── RECORDS PROVIDED

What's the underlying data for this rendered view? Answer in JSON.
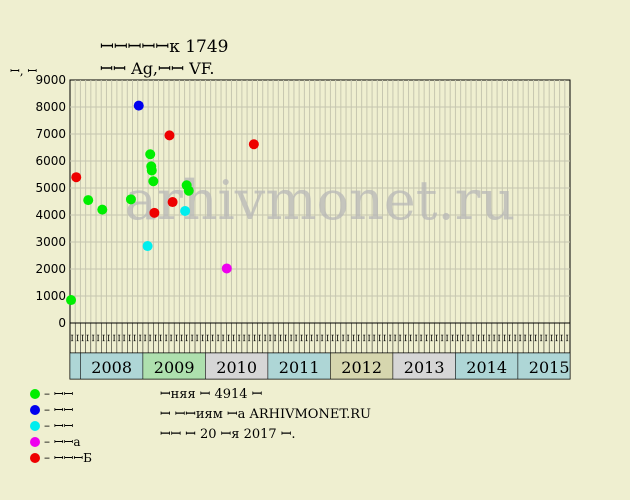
{
  "header": {
    "title_line1": "ꟷꟷꟷꟷꟷк 1749",
    "title_line2": "ꟷꟷ Ag,ꟷꟷ VF."
  },
  "watermark": "arhivmonet.ru",
  "info": {
    "line1": "ꟷняя ꟷ 4914 ꟷ",
    "line2": "ꟷ ꟷꟷиям ꟷа ARHIVMONET.RU",
    "line3": "ꟷꟷ ꟷ 20 ꟷя 2017 ꟷ."
  },
  "chart_data": {
    "type": "scatter",
    "ylabel": "ꟷ, ꟷ",
    "ylim": [
      0,
      9000
    ],
    "yticks": [
      0,
      1000,
      2000,
      3000,
      4000,
      5000,
      6000,
      7000,
      8000,
      9000
    ],
    "grid": true,
    "years": [
      "2008",
      "2009",
      "2010",
      "2011",
      "2012",
      "2013",
      "2014",
      "2015"
    ],
    "year_colors": [
      "#aed6d6",
      "#aee0ae",
      "#d6d6d6",
      "#aed6d6",
      "#d6d6ae",
      "#d6d6d6",
      "#aed6d6",
      "#aed6d6"
    ],
    "months": [
      "ꟷ",
      "ꟷ",
      "ꟷ",
      "ꟷ",
      "ꟷ",
      "ꟷ",
      "ꟷ",
      "ꟷ",
      "ꟷ",
      "ꟷ",
      "ꟷ",
      "ꟷ",
      "ꟷ",
      "ꟷ",
      "ꟷ",
      "ꟷ",
      "ꟷ",
      "ꟷ",
      "ꟷ",
      "ꟷ",
      "ꟷ",
      "ꟷ",
      "ꟷ",
      "ꟷ",
      "ꟷ",
      "ꟷ",
      "ꟷ",
      "ꟷ",
      "ꟷ",
      "ꟷ",
      "ꟷ",
      "ꟷ",
      "ꟷ",
      "ꟷ",
      "ꟷ",
      "ꟷ",
      "ꟷ",
      "ꟷ",
      "ꟷ",
      "ꟷ",
      "ꟷ",
      "ꟷ",
      "ꟷ",
      "ꟷ",
      "ꟷ",
      "ꟷ",
      "ꟷ",
      "ꟷ",
      "ꟷ",
      "ꟷ",
      "ꟷ",
      "ꟷ",
      "ꟷ",
      "ꟷ",
      "ꟷ",
      "ꟷ",
      "ꟷ",
      "ꟷ",
      "ꟷ",
      "ꟷ",
      "ꟷ",
      "ꟷ",
      "ꟷ",
      "ꟷ",
      "ꟷ",
      "ꟷ",
      "ꟷ",
      "ꟷ",
      "ꟷ",
      "ꟷ",
      "ꟷ",
      "ꟷ",
      "ꟷ",
      "ꟷ",
      "ꟷ",
      "ꟷ",
      "ꟷ",
      "ꟷ",
      "ꟷ",
      "ꟷ",
      "ꟷ",
      "ꟷ",
      "ꟷ",
      "ꟷ",
      "ꟷ",
      "ꟷ",
      "ꟷ",
      "ꟷ",
      "ꟷ",
      "ꟷ",
      "ꟷ",
      "ꟷ",
      "ꟷ",
      "ꟷ",
      "ꟷ",
      "ꟷ"
    ],
    "series": [
      {
        "name": "ꟷꟷ",
        "color": "#00ee00",
        "points": [
          {
            "t": 0.2,
            "y": 850
          },
          {
            "t": 3.5,
            "y": 4550
          },
          {
            "t": 6.2,
            "y": 4200
          },
          {
            "t": 11.7,
            "y": 4580
          },
          {
            "t": 15.4,
            "y": 6250
          },
          {
            "t": 15.6,
            "y": 5800
          },
          {
            "t": 15.7,
            "y": 5650
          },
          {
            "t": 16.0,
            "y": 5250
          },
          {
            "t": 22.4,
            "y": 5100
          },
          {
            "t": 22.8,
            "y": 4900
          }
        ]
      },
      {
        "name": "ꟷꟷ",
        "color": "#0000ee",
        "points": [
          {
            "t": 13.2,
            "y": 8050
          }
        ]
      },
      {
        "name": "ꟷꟷ",
        "color": "#00eeee",
        "points": [
          {
            "t": 14.9,
            "y": 2850
          },
          {
            "t": 22.1,
            "y": 4150
          }
        ]
      },
      {
        "name": "ꟷꟷа",
        "color": "#ee00ee",
        "points": [
          {
            "t": 30.1,
            "y": 2020
          }
        ]
      },
      {
        "name": "ꟷꟷꟷБ",
        "color": "#ee0000",
        "points": [
          {
            "t": 1.2,
            "y": 5400
          },
          {
            "t": 16.2,
            "y": 4080
          },
          {
            "t": 19.1,
            "y": 6950
          },
          {
            "t": 19.7,
            "y": 4480
          },
          {
            "t": 35.3,
            "y": 6620
          }
        ]
      }
    ]
  }
}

────

TASK STATEMENT: Reproduce all entries exactly. Pictures do not belong in the copy.

OUTPUT FOR THIS TASK:
What's the underlying data for this rendered view? Answer in JSON.
{
  "header": {
    "title_line1": "ꟷꟷꟷꟷꟷк 1749",
    "title_line2": "ꟷꟷ Ag,ꟷꟷ VF."
  },
  "watermark": "arhivmonet.ru",
  "info": {
    "line1": "ꟷняя ꟷ 4914 ꟷ",
    "line2": "ꟷ ꟷꟷиям ꟷа ARHIVMONET.RU",
    "line3": "ꟷꟷ ꟷ 20 ꟷя 2017 ꟷ."
  },
  "chart_data": {
    "type": "scatter",
    "ylabel": "ꟷ, ꟷ",
    "ylim": [
      0,
      9000
    ],
    "yticks": [
      0,
      1000,
      2000,
      3000,
      4000,
      5000,
      6000,
      7000,
      8000,
      9000
    ],
    "grid": true,
    "years": [
      "2008",
      "2009",
      "2010",
      "2011",
      "2012",
      "2013",
      "2014",
      "2015"
    ],
    "year_colors": [
      "#aed6d6",
      "#aee0ae",
      "#d6d6d6",
      "#aed6d6",
      "#d6d6ae",
      "#d6d6d6",
      "#aed6d6",
      "#aed6d6"
    ],
    "months": [
      "ꟷ",
      "ꟷ",
      "ꟷ",
      "ꟷ",
      "ꟷ",
      "ꟷ",
      "ꟷ",
      "ꟷ",
      "ꟷ",
      "ꟷ",
      "ꟷ",
      "ꟷ",
      "ꟷ",
      "ꟷ",
      "ꟷ",
      "ꟷ",
      "ꟷ",
      "ꟷ",
      "ꟷ",
      "ꟷ",
      "ꟷ",
      "ꟷ",
      "ꟷ",
      "ꟷ",
      "ꟷ",
      "ꟷ",
      "ꟷ",
      "ꟷ",
      "ꟷ",
      "ꟷ",
      "ꟷ",
      "ꟷ",
      "ꟷ",
      "ꟷ",
      "ꟷ",
      "ꟷ",
      "ꟷ",
      "ꟷ",
      "ꟷ",
      "ꟷ",
      "ꟷ",
      "ꟷ",
      "ꟷ",
      "ꟷ",
      "ꟷ",
      "ꟷ",
      "ꟷ",
      "ꟷ",
      "ꟷ",
      "ꟷ",
      "ꟷ",
      "ꟷ",
      "ꟷ",
      "ꟷ",
      "ꟷ",
      "ꟷ",
      "ꟷ",
      "ꟷ",
      "ꟷ",
      "ꟷ",
      "ꟷ",
      "ꟷ",
      "ꟷ",
      "ꟷ",
      "ꟷ",
      "ꟷ",
      "ꟷ",
      "ꟷ",
      "ꟷ",
      "ꟷ",
      "ꟷ",
      "ꟷ",
      "ꟷ",
      "ꟷ",
      "ꟷ",
      "ꟷ",
      "ꟷ",
      "ꟷ",
      "ꟷ",
      "ꟷ",
      "ꟷ",
      "ꟷ",
      "ꟷ",
      "ꟷ",
      "ꟷ",
      "ꟷ",
      "ꟷ",
      "ꟷ",
      "ꟷ",
      "ꟷ",
      "ꟷ",
      "ꟷ",
      "ꟷ",
      "ꟷ",
      "ꟷ",
      "ꟷ"
    ],
    "series": [
      {
        "name": "ꟷꟷ",
        "color": "#00ee00",
        "points": [
          {
            "t": 0.2,
            "y": 850
          },
          {
            "t": 3.5,
            "y": 4550
          },
          {
            "t": 6.2,
            "y": 4200
          },
          {
            "t": 11.7,
            "y": 4580
          },
          {
            "t": 15.4,
            "y": 6250
          },
          {
            "t": 15.6,
            "y": 5800
          },
          {
            "t": 15.7,
            "y": 5650
          },
          {
            "t": 16.0,
            "y": 5250
          },
          {
            "t": 22.4,
            "y": 5100
          },
          {
            "t": 22.8,
            "y": 4900
          }
        ]
      },
      {
        "name": "ꟷꟷ",
        "color": "#0000ee",
        "points": [
          {
            "t": 13.2,
            "y": 8050
          }
        ]
      },
      {
        "name": "ꟷꟷ",
        "color": "#00eeee",
        "points": [
          {
            "t": 14.9,
            "y": 2850
          },
          {
            "t": 22.1,
            "y": 4150
          }
        ]
      },
      {
        "name": "ꟷꟷа",
        "color": "#ee00ee",
        "points": [
          {
            "t": 30.1,
            "y": 2020
          }
        ]
      },
      {
        "name": "ꟷꟷꟷБ",
        "color": "#ee0000",
        "points": [
          {
            "t": 1.2,
            "y": 5400
          },
          {
            "t": 16.2,
            "y": 4080
          },
          {
            "t": 19.1,
            "y": 6950
          },
          {
            "t": 19.7,
            "y": 4480
          },
          {
            "t": 35.3,
            "y": 6620
          }
        ]
      }
    ]
  }
}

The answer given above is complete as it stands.